#### Work required
Isolate every line in the data with the string "User" and copy it.

==================================================

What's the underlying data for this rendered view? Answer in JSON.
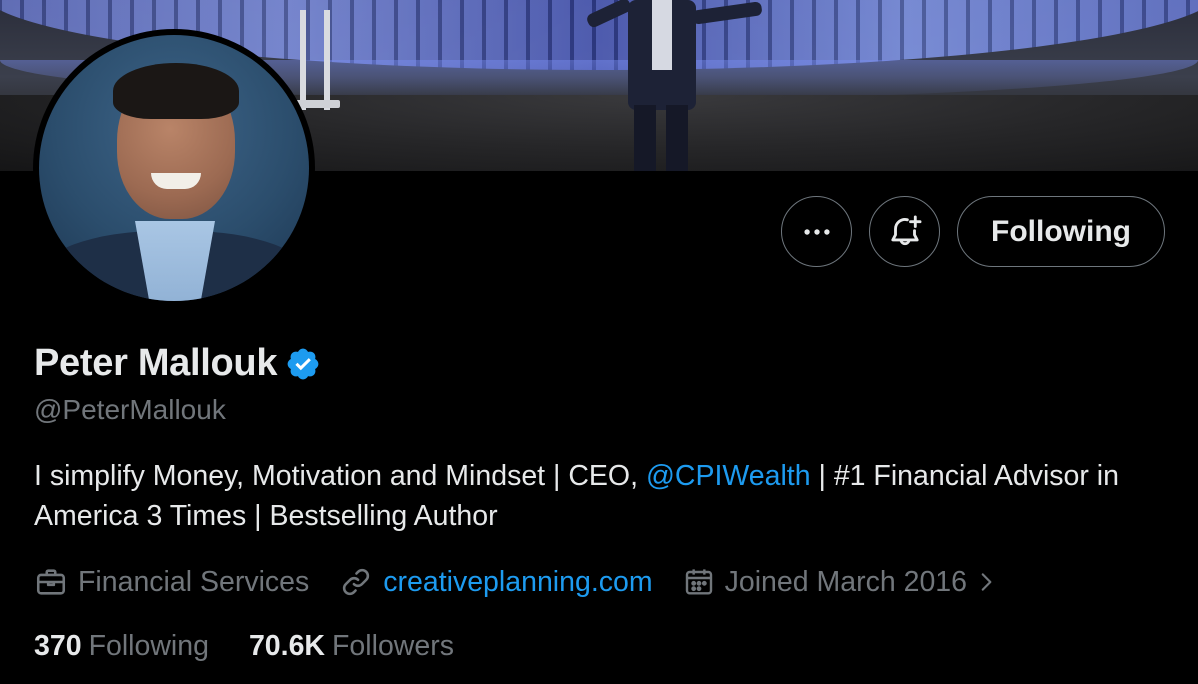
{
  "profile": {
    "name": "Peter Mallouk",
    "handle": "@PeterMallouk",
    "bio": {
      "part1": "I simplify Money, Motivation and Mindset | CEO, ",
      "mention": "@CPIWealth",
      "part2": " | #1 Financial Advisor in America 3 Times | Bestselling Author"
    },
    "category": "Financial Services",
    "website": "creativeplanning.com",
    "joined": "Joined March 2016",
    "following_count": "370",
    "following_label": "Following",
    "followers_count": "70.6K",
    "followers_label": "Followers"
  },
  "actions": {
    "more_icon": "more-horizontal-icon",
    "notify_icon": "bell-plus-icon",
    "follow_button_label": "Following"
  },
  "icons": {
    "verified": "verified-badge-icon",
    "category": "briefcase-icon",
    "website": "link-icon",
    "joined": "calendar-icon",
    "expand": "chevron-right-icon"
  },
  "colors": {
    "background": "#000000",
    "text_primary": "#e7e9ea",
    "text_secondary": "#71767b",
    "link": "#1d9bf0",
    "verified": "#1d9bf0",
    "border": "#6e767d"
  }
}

==================================================

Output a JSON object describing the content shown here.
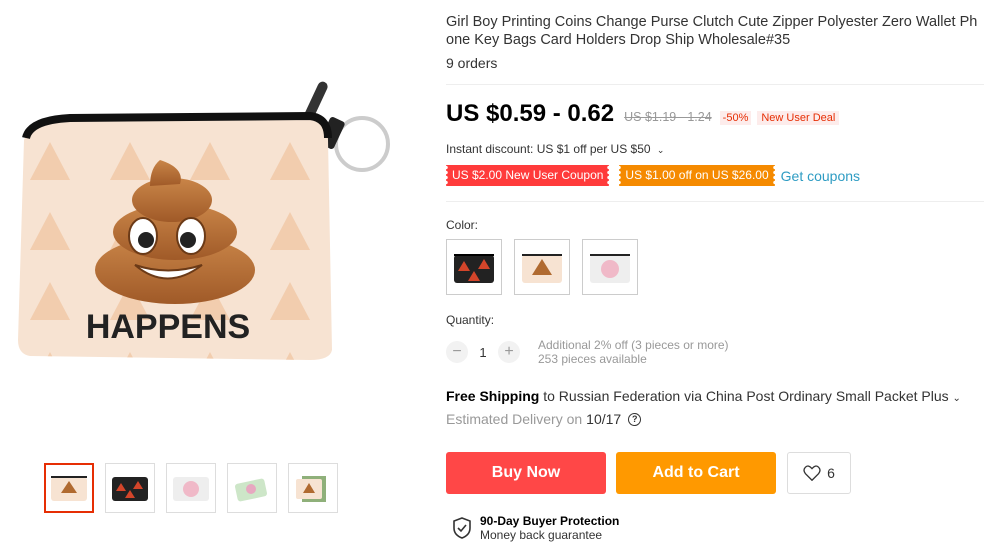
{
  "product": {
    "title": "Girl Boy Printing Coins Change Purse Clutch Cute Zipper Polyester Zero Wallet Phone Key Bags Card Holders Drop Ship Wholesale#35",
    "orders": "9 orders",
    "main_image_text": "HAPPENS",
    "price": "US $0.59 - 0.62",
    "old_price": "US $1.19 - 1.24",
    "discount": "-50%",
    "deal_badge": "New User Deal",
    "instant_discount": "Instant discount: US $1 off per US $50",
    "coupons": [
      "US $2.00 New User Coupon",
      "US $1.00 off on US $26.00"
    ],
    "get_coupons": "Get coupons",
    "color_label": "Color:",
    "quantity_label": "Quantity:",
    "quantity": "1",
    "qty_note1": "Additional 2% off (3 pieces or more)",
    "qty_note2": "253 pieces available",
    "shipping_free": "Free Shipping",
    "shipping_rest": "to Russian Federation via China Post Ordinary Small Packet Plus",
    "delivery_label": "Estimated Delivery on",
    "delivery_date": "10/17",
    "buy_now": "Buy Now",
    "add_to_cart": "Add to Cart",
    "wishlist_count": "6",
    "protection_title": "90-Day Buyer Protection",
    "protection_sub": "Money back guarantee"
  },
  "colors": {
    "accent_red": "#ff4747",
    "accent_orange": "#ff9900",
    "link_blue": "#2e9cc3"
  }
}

==================================================

#### Task answer
    "deal_badge": "New User Deal",
      "US $2.00 New User Coupon",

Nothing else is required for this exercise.